- **Supplied text**:

__________________________________________________

Pitch by Pitch: My View of One Unforgettable Game gets inside the head of Bob Gibson on October 2, 1968, when he took the mound for game one of the World Series against the Detroit Tigers and struck out a record seventeen batters.

With the tension rising in the stadium, an uproarious crowd behind him, and the record for the for the most strikeouts thrown in a World Series game on the line, Gibson, known as one of the most intimidating pitchers in baseball history, relives every inning and each pitch of this iconic game. Facing down batter after batter, he breaks down his thought process and recounts in vivid and candid details his analysis of the players who stepped into the batter's box against him, his control of both the ball and the elements of the day, and his moments of synchronicity with his teammate Tim McCarver, all while capturing the fascinating relationship and unspoken dialogue that carries on between pitcher and catcher over the course of nine critical innings.

From the dugout to the locker room, Gibson offers a behind-the-scenes look at the lives of the players, the team's chemistry, and clubhouse culture. He recounts the story of Curt Flood, Gibson's best friend and the Cardinal center fielder, who would go on to become one of the pioneers of free agency; shares colorful anecdotes of his interactions with some of baseball's most unforgettable names, from Denny McLain and Roger Maris to Sandy Koufax and Harry Caray; and relives the confluence of events, both on and off the field, that led to one of his—and baseball's—most memorable games ever.

This deep, unfiltered insider look at one particular afternoon of baseball allows for a better understanding of how pros play the game and all the variables that a pitcher contends with as he navigates his way through a formidable lineup. Gibson's extraordinary and engrossing tale is retold from the unique viewpoint of an extremely perceptive pitcher who happens to be one of baseball's all-time greats.


Product Details

ISBN-13: 9781250061041
Publisher: Flatiron Books
Publication date: 10/06/2015
Pages: 256
Product dimensions: 6.20(w) x 9.30(h) x 1.00(d)

__________________________________________________

- **Supplied material**:
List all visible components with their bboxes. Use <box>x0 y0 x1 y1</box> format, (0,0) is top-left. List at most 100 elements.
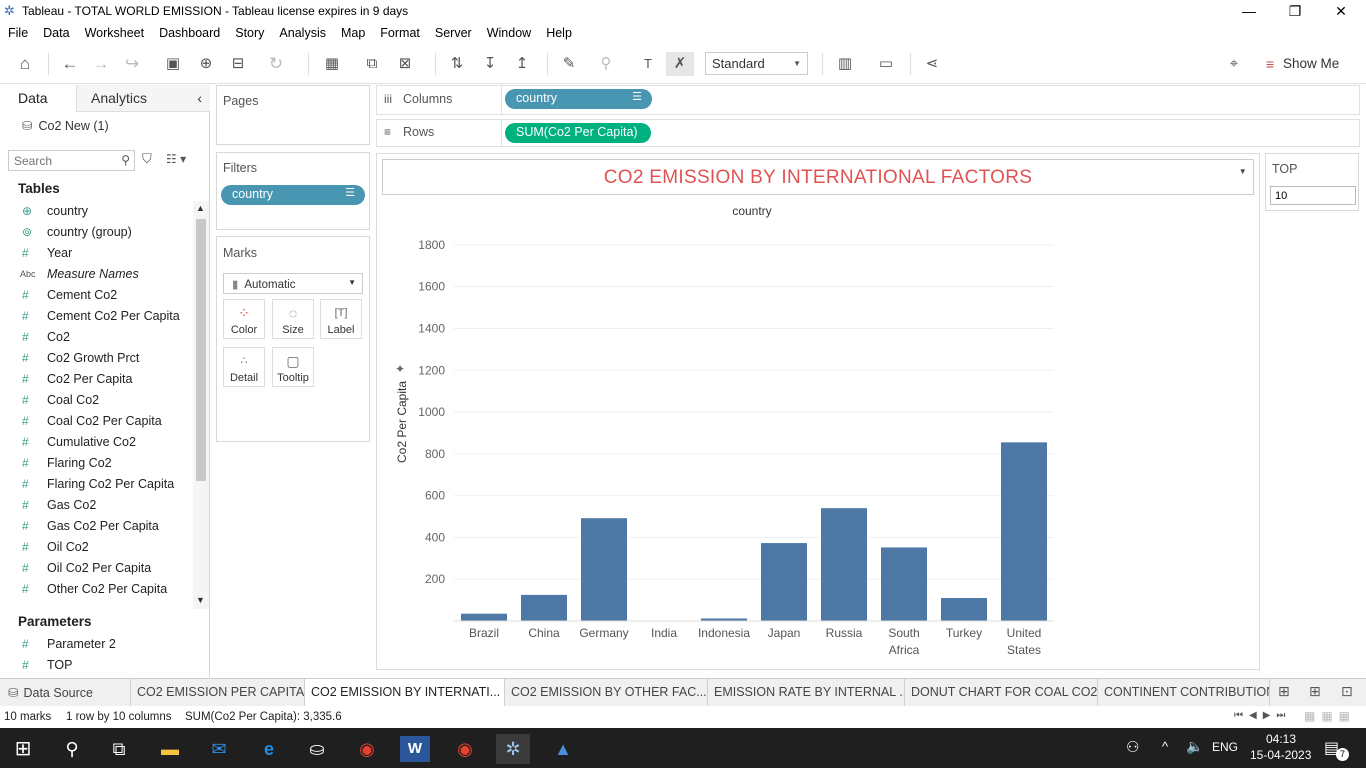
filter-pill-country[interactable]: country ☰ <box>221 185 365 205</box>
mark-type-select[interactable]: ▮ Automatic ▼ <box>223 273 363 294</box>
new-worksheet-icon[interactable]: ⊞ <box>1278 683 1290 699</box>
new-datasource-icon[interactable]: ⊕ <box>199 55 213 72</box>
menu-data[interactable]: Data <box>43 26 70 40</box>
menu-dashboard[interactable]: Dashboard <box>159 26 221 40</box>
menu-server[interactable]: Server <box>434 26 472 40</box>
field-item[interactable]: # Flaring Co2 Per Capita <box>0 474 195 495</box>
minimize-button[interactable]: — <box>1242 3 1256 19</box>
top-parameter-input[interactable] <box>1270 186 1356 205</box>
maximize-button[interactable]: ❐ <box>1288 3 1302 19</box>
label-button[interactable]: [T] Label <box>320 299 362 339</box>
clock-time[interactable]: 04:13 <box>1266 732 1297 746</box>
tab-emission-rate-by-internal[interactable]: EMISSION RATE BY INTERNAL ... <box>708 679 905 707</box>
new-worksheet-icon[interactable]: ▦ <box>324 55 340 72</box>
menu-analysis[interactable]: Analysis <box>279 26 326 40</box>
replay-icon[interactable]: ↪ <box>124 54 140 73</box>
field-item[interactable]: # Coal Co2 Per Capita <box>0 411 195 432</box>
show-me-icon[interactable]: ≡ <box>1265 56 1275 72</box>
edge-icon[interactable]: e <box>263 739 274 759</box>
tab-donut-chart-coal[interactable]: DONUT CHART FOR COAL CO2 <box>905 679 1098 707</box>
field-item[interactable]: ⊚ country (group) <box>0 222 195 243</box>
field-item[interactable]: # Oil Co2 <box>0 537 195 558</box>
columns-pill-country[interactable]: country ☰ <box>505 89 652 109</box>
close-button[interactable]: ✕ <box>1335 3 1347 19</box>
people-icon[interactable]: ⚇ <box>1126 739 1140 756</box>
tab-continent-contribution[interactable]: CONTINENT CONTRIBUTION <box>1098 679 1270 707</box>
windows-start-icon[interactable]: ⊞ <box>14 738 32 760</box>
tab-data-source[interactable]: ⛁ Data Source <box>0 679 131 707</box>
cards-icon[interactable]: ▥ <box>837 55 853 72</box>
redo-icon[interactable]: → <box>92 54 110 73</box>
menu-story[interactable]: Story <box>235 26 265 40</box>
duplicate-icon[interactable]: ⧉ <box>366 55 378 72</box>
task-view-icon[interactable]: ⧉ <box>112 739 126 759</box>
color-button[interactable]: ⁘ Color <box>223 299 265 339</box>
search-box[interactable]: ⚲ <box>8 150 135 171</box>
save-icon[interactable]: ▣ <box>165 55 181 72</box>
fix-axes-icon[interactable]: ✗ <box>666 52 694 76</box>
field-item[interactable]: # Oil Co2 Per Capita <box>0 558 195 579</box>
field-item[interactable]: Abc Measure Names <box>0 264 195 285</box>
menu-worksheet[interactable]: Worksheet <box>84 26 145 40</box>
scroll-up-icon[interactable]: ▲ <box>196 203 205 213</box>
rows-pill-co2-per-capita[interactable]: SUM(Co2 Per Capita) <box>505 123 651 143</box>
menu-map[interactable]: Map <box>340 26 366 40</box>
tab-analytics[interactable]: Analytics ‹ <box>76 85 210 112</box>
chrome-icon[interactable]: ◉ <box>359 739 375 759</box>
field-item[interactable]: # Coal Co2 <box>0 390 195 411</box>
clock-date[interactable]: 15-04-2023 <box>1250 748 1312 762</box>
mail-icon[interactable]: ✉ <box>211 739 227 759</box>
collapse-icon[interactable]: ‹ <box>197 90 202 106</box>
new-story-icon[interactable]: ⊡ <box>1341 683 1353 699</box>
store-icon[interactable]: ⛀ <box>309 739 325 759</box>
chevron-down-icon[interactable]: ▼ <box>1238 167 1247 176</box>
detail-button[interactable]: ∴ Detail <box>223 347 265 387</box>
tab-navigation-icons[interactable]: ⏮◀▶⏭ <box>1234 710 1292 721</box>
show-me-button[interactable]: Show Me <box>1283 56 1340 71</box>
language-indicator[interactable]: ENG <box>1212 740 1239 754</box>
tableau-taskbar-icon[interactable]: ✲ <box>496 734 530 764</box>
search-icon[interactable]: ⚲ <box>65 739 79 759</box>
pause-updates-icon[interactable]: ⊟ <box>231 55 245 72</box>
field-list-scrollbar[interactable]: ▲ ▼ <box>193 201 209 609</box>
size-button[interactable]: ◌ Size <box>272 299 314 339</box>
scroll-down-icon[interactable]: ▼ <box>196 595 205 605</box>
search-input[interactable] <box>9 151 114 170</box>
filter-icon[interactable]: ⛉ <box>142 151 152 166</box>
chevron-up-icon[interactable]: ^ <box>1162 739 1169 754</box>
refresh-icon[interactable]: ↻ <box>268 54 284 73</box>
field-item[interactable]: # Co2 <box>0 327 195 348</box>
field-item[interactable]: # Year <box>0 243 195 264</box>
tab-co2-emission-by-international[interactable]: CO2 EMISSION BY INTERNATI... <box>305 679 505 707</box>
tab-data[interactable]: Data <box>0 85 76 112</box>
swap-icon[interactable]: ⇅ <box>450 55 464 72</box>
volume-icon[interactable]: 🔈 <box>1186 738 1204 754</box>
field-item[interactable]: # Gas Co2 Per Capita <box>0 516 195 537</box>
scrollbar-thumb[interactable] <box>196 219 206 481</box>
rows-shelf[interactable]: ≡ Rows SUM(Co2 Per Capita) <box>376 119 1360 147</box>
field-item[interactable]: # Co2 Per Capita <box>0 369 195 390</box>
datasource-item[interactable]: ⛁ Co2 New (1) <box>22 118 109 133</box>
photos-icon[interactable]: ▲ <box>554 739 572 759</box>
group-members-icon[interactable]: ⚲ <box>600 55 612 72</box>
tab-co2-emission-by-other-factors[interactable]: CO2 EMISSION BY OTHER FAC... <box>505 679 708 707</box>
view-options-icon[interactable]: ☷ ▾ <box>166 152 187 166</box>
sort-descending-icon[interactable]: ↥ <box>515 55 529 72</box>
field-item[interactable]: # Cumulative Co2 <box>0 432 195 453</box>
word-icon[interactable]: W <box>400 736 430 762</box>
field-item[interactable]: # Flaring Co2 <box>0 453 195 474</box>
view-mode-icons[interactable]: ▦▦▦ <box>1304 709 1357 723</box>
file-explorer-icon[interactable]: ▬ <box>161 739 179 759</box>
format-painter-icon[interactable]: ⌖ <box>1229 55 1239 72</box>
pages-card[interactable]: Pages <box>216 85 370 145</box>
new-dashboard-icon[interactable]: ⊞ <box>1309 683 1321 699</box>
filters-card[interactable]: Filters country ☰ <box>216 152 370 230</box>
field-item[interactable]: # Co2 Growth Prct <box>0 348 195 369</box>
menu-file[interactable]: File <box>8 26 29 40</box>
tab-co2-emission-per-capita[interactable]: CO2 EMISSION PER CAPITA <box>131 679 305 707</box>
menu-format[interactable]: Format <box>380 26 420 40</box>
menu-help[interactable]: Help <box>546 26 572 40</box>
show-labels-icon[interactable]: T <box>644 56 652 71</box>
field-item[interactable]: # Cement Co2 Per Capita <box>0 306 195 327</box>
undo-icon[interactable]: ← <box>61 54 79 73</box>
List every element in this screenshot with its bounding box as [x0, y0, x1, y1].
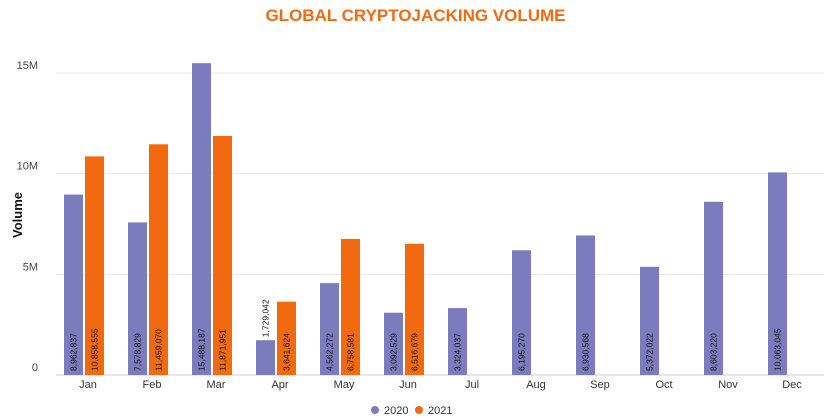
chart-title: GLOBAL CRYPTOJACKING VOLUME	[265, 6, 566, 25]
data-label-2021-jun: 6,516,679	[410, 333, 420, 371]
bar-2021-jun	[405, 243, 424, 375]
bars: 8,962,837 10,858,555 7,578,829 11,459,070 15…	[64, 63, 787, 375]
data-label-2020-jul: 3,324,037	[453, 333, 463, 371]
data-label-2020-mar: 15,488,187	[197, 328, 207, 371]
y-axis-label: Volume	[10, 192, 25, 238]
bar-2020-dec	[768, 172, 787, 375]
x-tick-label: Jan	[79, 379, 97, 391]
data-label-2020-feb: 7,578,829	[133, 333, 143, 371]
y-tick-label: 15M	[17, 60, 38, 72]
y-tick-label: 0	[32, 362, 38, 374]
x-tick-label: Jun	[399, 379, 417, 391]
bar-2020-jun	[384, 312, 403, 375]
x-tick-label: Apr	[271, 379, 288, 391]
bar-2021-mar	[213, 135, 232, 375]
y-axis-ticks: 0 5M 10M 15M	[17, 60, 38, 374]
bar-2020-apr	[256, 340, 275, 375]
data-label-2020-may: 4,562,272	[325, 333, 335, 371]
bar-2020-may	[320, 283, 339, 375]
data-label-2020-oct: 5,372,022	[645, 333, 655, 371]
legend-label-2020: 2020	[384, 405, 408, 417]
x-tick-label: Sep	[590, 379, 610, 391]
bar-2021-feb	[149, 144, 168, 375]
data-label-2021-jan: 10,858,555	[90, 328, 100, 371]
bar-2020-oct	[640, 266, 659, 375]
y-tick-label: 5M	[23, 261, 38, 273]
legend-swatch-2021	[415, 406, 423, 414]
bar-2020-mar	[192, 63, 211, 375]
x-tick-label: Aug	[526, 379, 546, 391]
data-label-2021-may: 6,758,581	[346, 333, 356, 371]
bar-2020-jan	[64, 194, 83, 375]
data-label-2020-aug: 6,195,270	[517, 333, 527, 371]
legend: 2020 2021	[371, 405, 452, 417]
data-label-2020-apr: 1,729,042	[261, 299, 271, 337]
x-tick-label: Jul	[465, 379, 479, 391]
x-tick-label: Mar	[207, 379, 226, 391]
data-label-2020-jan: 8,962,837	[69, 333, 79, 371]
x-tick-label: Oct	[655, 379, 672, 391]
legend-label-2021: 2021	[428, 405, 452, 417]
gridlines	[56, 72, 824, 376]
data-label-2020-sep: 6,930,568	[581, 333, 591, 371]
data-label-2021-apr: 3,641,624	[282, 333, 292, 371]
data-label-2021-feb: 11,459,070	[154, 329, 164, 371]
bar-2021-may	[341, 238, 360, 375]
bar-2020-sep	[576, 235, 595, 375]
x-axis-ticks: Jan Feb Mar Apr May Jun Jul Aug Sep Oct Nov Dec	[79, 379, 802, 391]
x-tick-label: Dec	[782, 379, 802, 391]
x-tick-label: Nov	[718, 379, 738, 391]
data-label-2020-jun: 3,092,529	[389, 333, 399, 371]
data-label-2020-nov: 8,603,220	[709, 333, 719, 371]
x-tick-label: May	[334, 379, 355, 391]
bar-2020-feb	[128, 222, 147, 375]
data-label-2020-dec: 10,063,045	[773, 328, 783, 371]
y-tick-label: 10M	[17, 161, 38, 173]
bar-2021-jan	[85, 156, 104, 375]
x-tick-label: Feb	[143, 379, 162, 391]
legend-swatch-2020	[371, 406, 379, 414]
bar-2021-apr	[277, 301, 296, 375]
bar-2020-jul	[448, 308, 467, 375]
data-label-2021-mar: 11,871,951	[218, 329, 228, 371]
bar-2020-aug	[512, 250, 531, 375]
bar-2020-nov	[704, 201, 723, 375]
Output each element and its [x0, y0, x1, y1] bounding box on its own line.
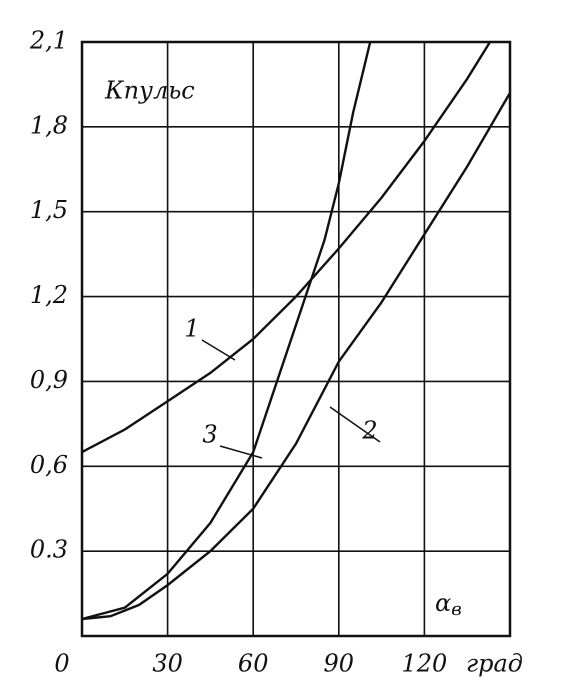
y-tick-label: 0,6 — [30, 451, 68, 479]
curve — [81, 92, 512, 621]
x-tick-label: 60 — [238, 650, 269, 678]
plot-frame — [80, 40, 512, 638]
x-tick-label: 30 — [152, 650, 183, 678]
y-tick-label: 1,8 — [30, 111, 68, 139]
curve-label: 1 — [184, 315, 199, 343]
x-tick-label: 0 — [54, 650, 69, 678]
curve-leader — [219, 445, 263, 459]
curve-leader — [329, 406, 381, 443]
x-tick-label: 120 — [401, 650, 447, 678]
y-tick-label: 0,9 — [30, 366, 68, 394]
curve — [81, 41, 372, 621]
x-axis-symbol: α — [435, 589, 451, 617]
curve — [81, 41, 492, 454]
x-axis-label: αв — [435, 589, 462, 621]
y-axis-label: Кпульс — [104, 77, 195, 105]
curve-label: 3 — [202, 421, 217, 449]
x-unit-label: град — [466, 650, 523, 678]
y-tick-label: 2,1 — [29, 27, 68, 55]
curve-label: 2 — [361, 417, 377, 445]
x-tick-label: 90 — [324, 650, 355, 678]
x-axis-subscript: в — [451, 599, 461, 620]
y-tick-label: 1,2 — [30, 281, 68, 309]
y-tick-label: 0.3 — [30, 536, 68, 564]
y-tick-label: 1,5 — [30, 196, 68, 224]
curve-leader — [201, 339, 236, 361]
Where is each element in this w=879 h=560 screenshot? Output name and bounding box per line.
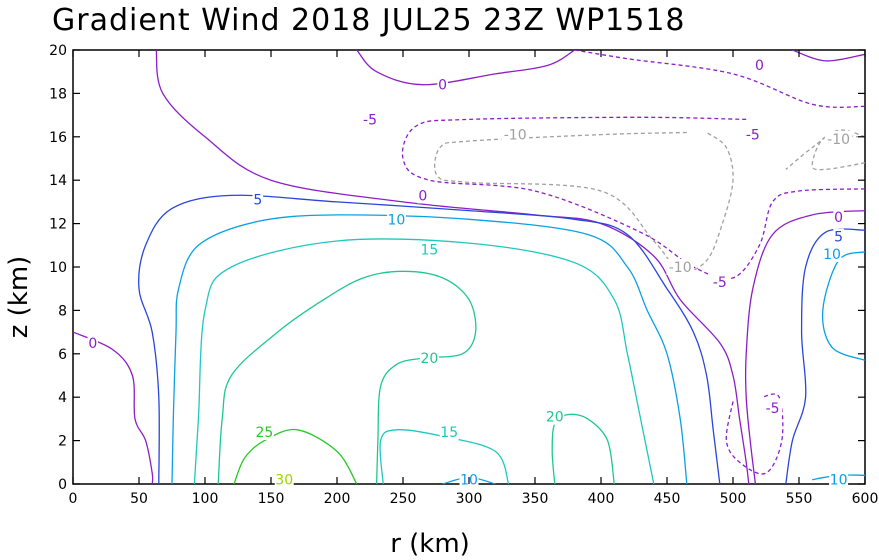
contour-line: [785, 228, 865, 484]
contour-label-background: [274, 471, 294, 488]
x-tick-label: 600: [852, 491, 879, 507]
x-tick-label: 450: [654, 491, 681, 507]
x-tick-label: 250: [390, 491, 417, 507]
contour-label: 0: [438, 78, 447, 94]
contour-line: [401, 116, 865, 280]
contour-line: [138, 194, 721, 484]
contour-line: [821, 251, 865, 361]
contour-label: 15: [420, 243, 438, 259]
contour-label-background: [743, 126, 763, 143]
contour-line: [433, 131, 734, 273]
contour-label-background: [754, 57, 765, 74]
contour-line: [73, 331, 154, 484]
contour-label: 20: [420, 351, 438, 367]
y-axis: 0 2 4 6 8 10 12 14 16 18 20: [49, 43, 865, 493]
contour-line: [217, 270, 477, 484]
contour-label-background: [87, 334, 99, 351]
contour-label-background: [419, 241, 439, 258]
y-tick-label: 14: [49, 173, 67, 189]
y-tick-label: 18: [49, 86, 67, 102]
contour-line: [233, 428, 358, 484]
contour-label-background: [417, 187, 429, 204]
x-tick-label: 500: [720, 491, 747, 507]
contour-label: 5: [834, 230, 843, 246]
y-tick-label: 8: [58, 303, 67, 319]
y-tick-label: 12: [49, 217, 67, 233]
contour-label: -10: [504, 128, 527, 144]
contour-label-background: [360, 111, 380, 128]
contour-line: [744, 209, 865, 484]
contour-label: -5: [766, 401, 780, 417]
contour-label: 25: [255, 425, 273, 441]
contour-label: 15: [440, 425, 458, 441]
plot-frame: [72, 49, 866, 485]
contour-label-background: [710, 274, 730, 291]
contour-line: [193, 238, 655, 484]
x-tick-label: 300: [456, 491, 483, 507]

__________________________________________________

- **Given exercise 1**:
Translate this sentence from the Bob Gibson book description into Spanish: "Gibson's extraordinary and engrossing tale is retold from the unique viewpoint of an extremely perceptive pitcher who happens to be one of baseball's all-time greats."
- **Given exercise 2**:
In the rows, rewrite the stretch from the line containing "y-tick-label: 0,6 — [30, 451, 68, 479]" through the line containing "x-axis-label: αв — [435, 589, 462, 621]", with "curve-leader" changed to "leader-line" and all else left unchanged. Return only those lines.

- **Final answer 1**:
La extraordinaria y absorbente historia de Gibson se vuelve a contar desde el punto de vista único de un lanzador sumamente perspicaz que resulta ser uno de los más grandes de todos los tiempos del béisbol.

- **Final answer 2**:
y-tick-label: 0,6 — [30, 451, 68, 479]
curve — [81, 92, 512, 621]
x-tick-label: 60 — [238, 650, 269, 678]
plot-frame — [80, 40, 512, 638]
x-tick-label: 30 — [152, 650, 183, 678]
y-tick-label: 1,8 — [30, 111, 68, 139]
curve-label: 1 — [184, 315, 199, 343]
x-tick-label: 0 — [54, 650, 69, 678]
leader-line — [219, 445, 263, 459]
leader-line — [329, 406, 381, 443]
x-tick-label: 120 — [401, 650, 447, 678]
y-tick-label: 0,9 — [30, 366, 68, 394]
curve — [81, 41, 372, 621]
x-axis-symbol: α — [435, 589, 451, 617]
curve — [81, 41, 492, 454]
x-axis-label: αв — [435, 589, 462, 621]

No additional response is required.